Document extract =

Navigation through a dynamic map using the Bellman equation

We will look at the problem of navigating through a dynamically changing map. It can be represented as a sequence of optimization problems for every time step and in the end, it will reduce to a specific case of the Bellman equation. A solution will be discussed and applied to a particular realization of the problem.

Map wlakthrough

We will consider a map with impenetrable (dynamic) obstacles like the moving brick walls, the cactus or the animal bones, and points through which you can pass but it is not preferable to do so (the blue monster). The goal is to reach the treasure as fast as possible.

Data section =
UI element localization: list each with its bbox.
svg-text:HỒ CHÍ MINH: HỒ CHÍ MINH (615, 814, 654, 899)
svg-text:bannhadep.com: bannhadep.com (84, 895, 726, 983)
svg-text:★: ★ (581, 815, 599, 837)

Exercise brief =
Rewrite the dynamic-map navigation text from the words containing "We will consider" through "fast as possible.", swapping "treasure" for "exit".

Result =
We will consider a map with impenetrable (dynamic) obstacles like the moving brick walls, the cactus or the animal bones, and points through which you can pass but it is not preferable to do so (the blue monster). The goal is to reach the exit as fast as possible.